- The request -
From the entries below, pull out each line where "流动状态" appears.

---

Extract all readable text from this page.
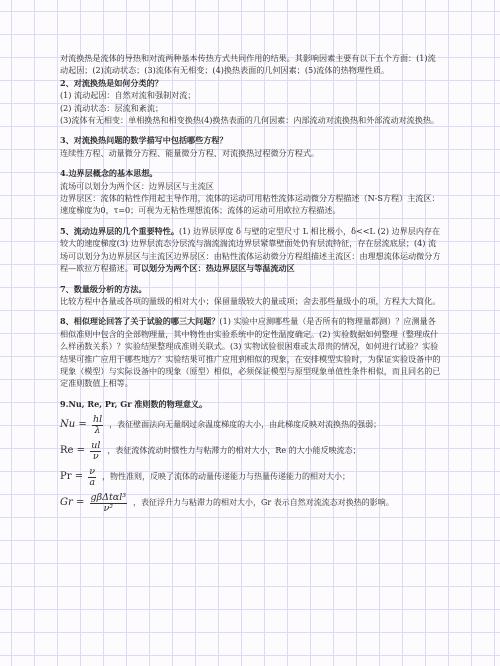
对流换热是流体的导热和对流两种基本传热方式共同作用的结果。其影响因素主要有以下五个方面：(1)流动起因；(2)流动状态；(3)流体有无相变；(4)换热表面的几何因素；(5)流体的热物理性质。

2、对流换热是如何分类的？

(1) 流动起因：自然对流和强制对流；

(2) 流动状态：层流和紊流；

(3)流体有无相变：单相换热和相变换热(4)换热表面的几何因素：内部流动对流换热和外部流动对流换热。

3、对流换热问题的数学描写中包括哪些方程？

连续性方程、动量微分方程、能量微分方程、对流换热过程微分方程式。

4.边界层概念的基本思想。

流场可以划分为两个区：边界层区与主流区

边界层区：流体的粘性作用起主导作用，流体的运动可用粘性流体运动微分方程描述（N-S方程）主流区：速度梯度为0，τ=0；可视为无粘性理想流体；流体的运动可用欧拉方程描述。

5、流动边界层的几个重要特性。(1) 边界层厚度 δ 与壁的定型尺寸 L 相比极小，δ<<L (2) 边界层内存在较大的速度梯度(3) 边界层流态分层流与湍流湍流边界层紧靠壁面处仍有层流特征，存在层流底层；(4) 流场可以划分为边界层区与主流区边界层区：由粘性流体运动微分方程组描述主流区：由理想流体运动微分方程—欧拉方程描述。可以划分为两个区：热边界层区与等温流动区

7、数量级分析的方法。

比较方程中各量或各项的量级的相对大小；保留量级较大的量或项；舍去那些量级小的项，方程大大简化。

8、相似理论回答了关于试验的哪三大问题？(1) 实验中应测哪些量（是否所有的物理量都测）？应测量各相似准则中包含的全部物理量，其中物性由实验系统中的定性温度确定。(2) 实验数据如何整理（整理成什么样函数关系）？实验结果整理成准则关联式。(3) 实物试验很困难或太昂贵的情况，如何进行试验？实验结果可推广应用于哪些地方？实验结果可推广应用到相似的现象，在安排模型实验时，为保证实验设备中的现象（模型）与实际设备中的现象（原型）相似，必须保证模型与原型现象单值性条件相似，而且同名的已定准则数值上相等。

9.Nu, Re, Pr, Gr 准则数的物理意义。

$Nu = \frac{hl}{\lambda}$ ，表征壁面法向无量纲过余温度梯度的大小，由此梯度反映对流换热的强弱；
$Re = \frac{ul}{\nu}$ ，表征流体流动时惯性力与粘滞力的相对大小，Re 的大小能反映流态；
$Pr = \frac{\nu}{a}$ ，物性准则，反映了流体的动量传递能力与热量传递能力的相对大小；
$Gr = \frac{\text{gβΔtαl³}}{\text{ν²}}$ ，表征浮升力与粘滞力的相对大小，Gr 表示自然对流流态对换热的影响。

---

- Task response -
对流换热是流体的导热和对流两种基本传热方式共同作用的结果。其影响因素主要有以下五个方面：(1)流动起因；(2)流动状态；(3)流体有无相变；(4)换热表面的几何因素；(5)流体的热物理性质。
(2) 流动状态：层流和紊流；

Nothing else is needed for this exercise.